## [Set exercise]
Every record must appear in your copy exactly as written, with no pictures.

(Records from a data collection)
• • • • •

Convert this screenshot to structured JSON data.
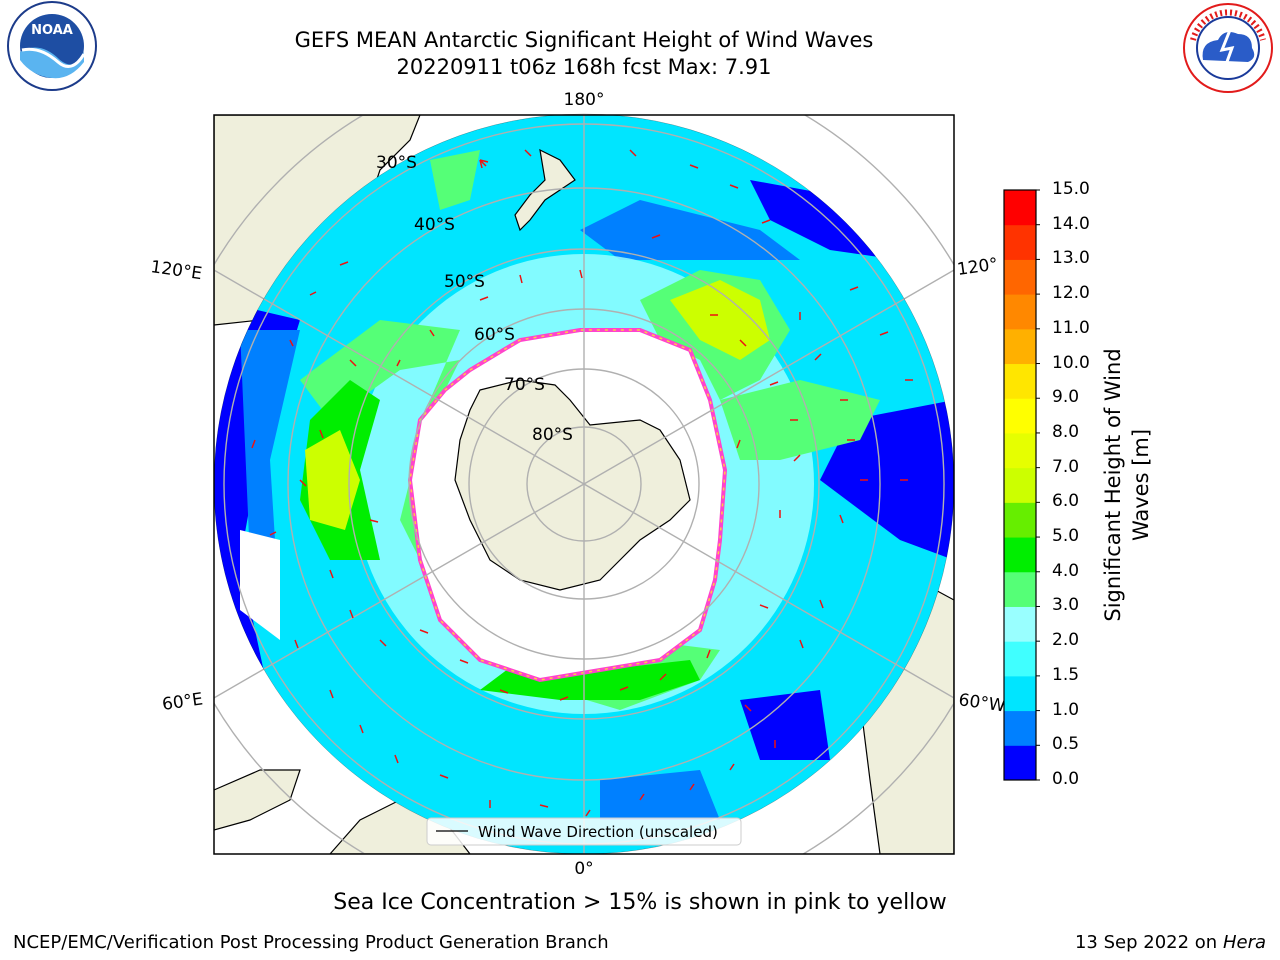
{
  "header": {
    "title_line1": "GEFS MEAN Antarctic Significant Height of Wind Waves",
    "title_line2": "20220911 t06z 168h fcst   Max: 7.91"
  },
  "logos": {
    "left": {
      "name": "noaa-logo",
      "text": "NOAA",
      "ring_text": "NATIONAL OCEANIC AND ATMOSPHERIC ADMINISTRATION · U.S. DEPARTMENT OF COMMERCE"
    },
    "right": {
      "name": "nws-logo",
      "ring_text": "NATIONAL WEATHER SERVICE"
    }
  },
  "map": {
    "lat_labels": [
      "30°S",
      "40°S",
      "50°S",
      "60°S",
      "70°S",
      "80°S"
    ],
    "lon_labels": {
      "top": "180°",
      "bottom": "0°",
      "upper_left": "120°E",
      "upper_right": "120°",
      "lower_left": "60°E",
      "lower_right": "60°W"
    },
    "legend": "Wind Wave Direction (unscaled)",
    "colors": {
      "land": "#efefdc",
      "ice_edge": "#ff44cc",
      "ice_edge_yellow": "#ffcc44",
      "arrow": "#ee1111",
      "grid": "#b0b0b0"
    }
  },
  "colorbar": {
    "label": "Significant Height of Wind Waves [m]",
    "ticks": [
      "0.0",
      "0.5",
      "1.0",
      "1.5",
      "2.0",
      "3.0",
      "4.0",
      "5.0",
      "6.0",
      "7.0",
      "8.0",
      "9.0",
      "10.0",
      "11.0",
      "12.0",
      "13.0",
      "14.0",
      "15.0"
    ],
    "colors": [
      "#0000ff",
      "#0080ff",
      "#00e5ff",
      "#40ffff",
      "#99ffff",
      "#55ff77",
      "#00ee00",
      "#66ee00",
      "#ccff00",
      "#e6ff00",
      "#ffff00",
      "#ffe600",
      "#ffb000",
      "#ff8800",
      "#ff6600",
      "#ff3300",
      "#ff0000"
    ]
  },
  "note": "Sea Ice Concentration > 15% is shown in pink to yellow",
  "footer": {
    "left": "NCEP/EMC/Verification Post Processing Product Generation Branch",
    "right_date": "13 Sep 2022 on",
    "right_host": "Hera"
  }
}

• • • • •

## [Answer for the task]
Convert this screenshot to structured JSON data.
{
  "header": {
    "title_line1": "GEFS MEAN Antarctic Significant Height of Wind Waves",
    "title_line2": "20220911 t06z 168h fcst   Max: 7.91"
  },
  "logos": {
    "left": {
      "name": "noaa-logo",
      "text": "NOAA",
      "ring_text": "NATIONAL OCEANIC AND ATMOSPHERIC ADMINISTRATION · U.S. DEPARTMENT OF COMMERCE"
    },
    "right": {
      "name": "nws-logo",
      "ring_text": "NATIONAL WEATHER SERVICE"
    }
  },
  "map": {
    "lat_labels": [
      "30°S",
      "40°S",
      "50°S",
      "60°S",
      "70°S",
      "80°S"
    ],
    "lon_labels": {
      "top": "180°",
      "bottom": "0°",
      "upper_left": "120°E",
      "upper_right": "120°",
      "lower_left": "60°E",
      "lower_right": "60°W"
    },
    "legend": "Wind Wave Direction (unscaled)",
    "colors": {
      "land": "#efefdc",
      "ice_edge": "#ff44cc",
      "ice_edge_yellow": "#ffcc44",
      "arrow": "#ee1111",
      "grid": "#b0b0b0"
    }
  },
  "colorbar": {
    "label": "Significant Height of Wind Waves [m]",
    "ticks": [
      "0.0",
      "0.5",
      "1.0",
      "1.5",
      "2.0",
      "3.0",
      "4.0",
      "5.0",
      "6.0",
      "7.0",
      "8.0",
      "9.0",
      "10.0",
      "11.0",
      "12.0",
      "13.0",
      "14.0",
      "15.0"
    ],
    "colors": [
      "#0000ff",
      "#0080ff",
      "#00e5ff",
      "#40ffff",
      "#99ffff",
      "#55ff77",
      "#00ee00",
      "#66ee00",
      "#ccff00",
      "#e6ff00",
      "#ffff00",
      "#ffe600",
      "#ffb000",
      "#ff8800",
      "#ff6600",
      "#ff3300",
      "#ff0000"
    ]
  },
  "note": "Sea Ice Concentration > 15% is shown in pink to yellow",
  "footer": {
    "left": "NCEP/EMC/Verification Post Processing Product Generation Branch",
    "right_date": "13 Sep 2022 on",
    "right_host": "Hera"
  }
}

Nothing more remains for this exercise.